▶ What the task asks
Whenever a line contains the string "this", copy it out of the entries.

▶ Source data
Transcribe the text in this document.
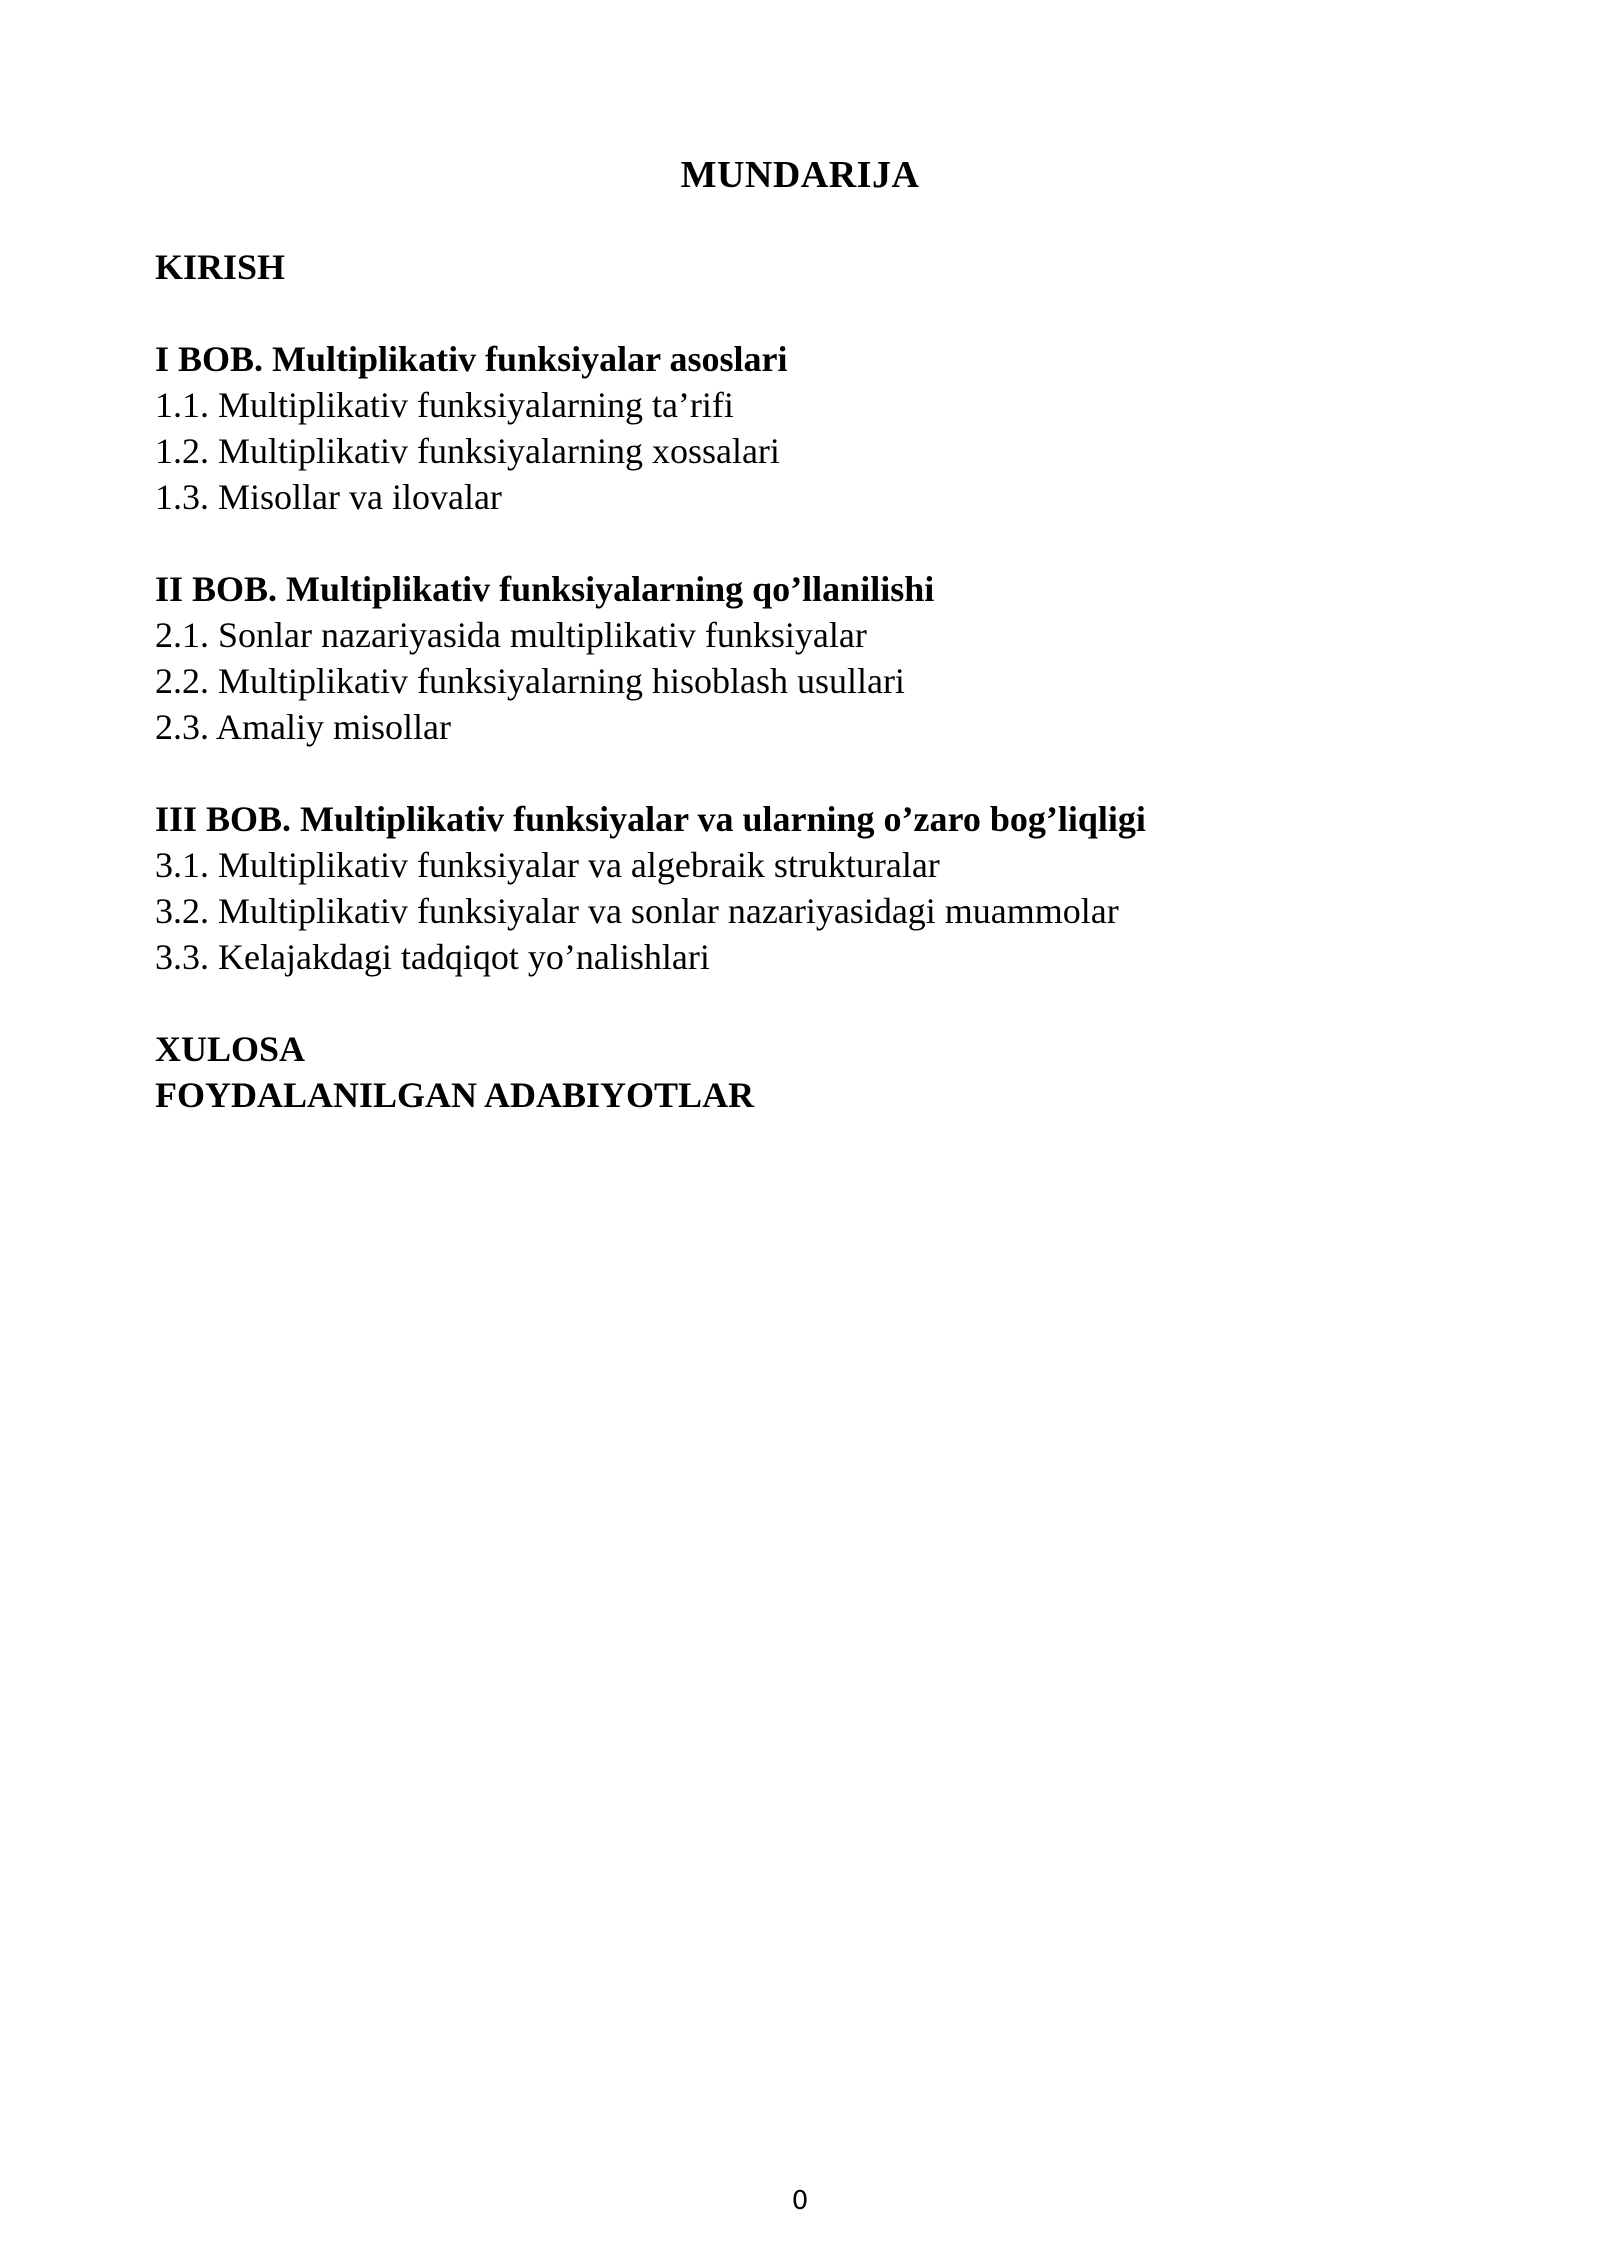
MUNDARIJA
KIRISH
I BOB. Multiplikativ funksiyalar asoslari
1.1. Multiplikativ funksiyalarning ta’rifi
1.2. Multiplikativ funksiyalarning xossalari
1.3. Misollar va ilovalar
II BOB. Multiplikativ funksiyalarning qo’llanilishi
2.1. Sonlar nazariyasida multiplikativ funksiyalar
2.2. Multiplikativ funksiyalarning hisoblash usullari
2.3. Amaliy misollar
III BOB. Multiplikativ funksiyalar va ularning o’zaro bog’liqligi
3.1. Multiplikativ funksiyalar va algebraik strukturalar
3.2. Multiplikativ funksiyalar va sonlar nazariyasidagi muammolar
3.3. Kelajakdagi tadqiqot yo’nalishlari
XULOSA
FOYDALANILGAN ADABIYOTLAR
0
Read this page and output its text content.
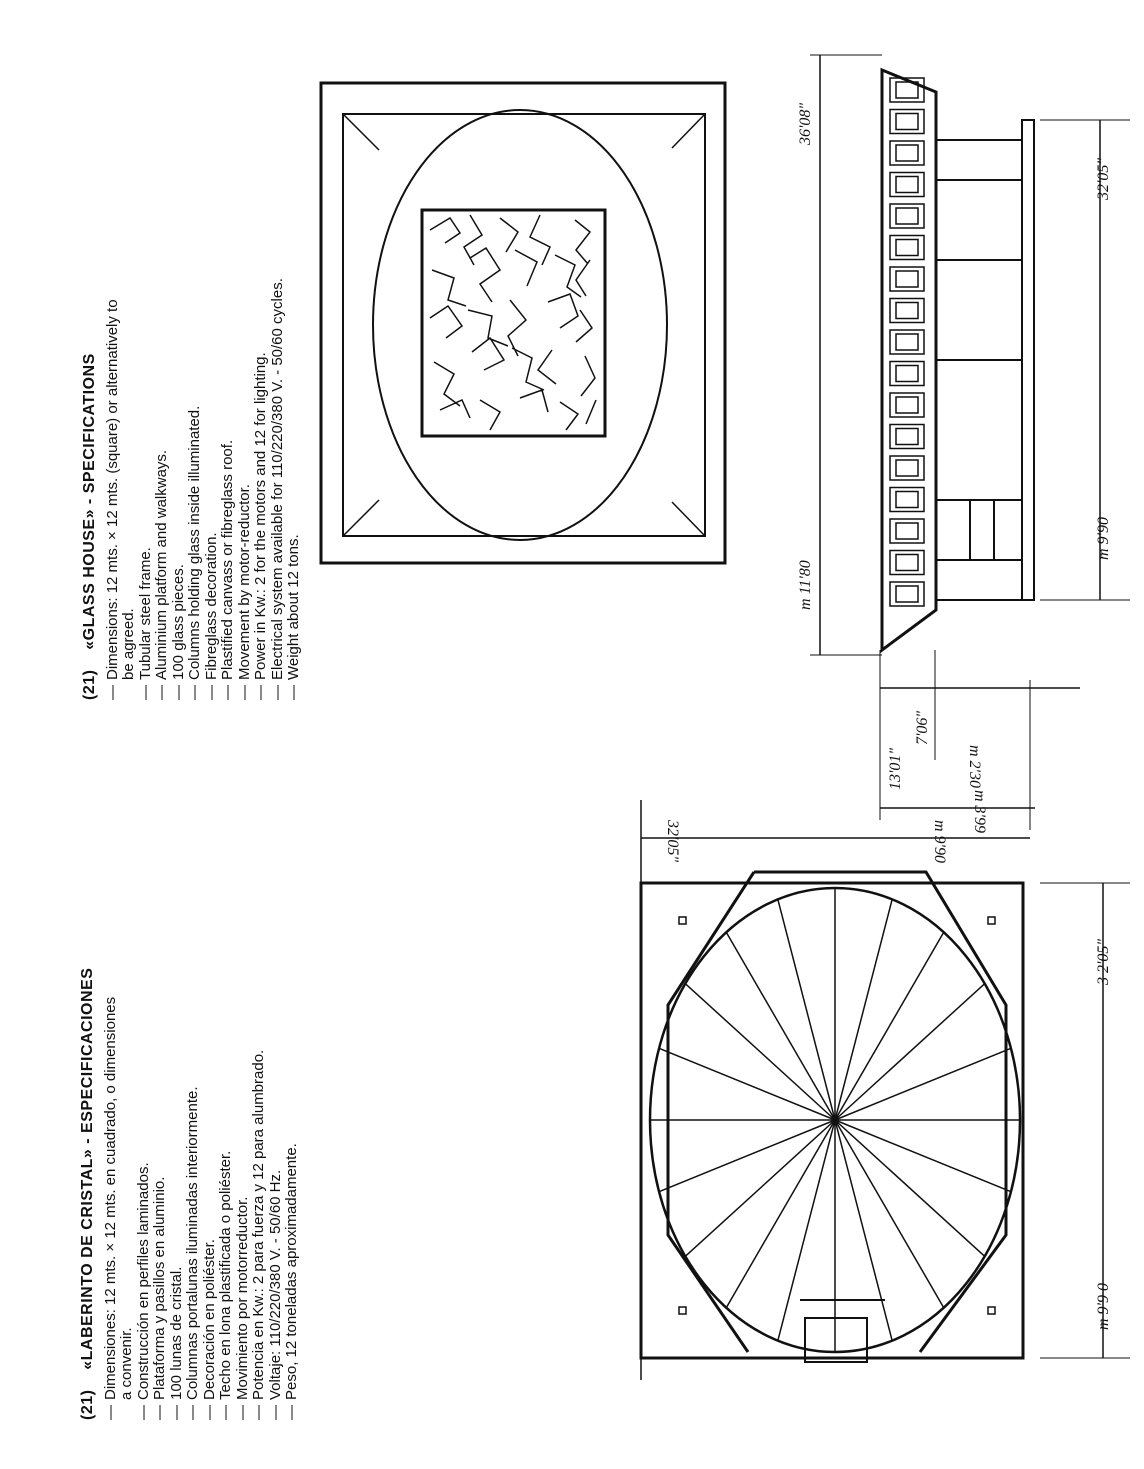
(21)    «LABERINTO DE CRISTAL» - ESPECIFICACIONES
—Dimensiones: 12 mts. × 12 mts. en cuadrado, o dimensiones a convenir.
—Construcción en perfiles laminados.
—Plataforma y pasillos en aluminio.
—100 lunas de cristal.
—Columnas portalunas iluminadas interiormente.
—Decoración en poliéster.
—Techo en lona plastificada o poliéster.
—Movimiento por motorreductor.
—Potencia en Kw.: 2 para fuerza y 12 para alumbrado.
—Voltaje: 110/220/380 V. - 50/60 Hz.
—Peso, 12 toneladas aproximadamente.
(21)    «GLASS HOUSE» - SPECIFICATIONS
—Dimensions: 12 mts. × 12 mts. (square) or alternatively to be agreed.
—Tubular steel frame.
—Aluminium platform and walkways.
—100 glass pieces.
—Columns holding glass inside illuminated.
—Fibreglass decoration.
—Plastified canvass or fibreglass roof.
—Movement by motor-reductor.
—Power in Kw.: 2 for the motors and 12 for lighting.
—Electrical system available for 110/220/380 V. - 50/60 cycles.
—Weight about 12 tons.
36'08"
m 11'80
32'05"
m 9'90
7'06"
m 2'30
13'01"
m 3'99
32'05"	m 9'90
3 2'05"
m 9'9 0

▶ Task solution
Transcribe the text in this document.
Read this page and output its text content.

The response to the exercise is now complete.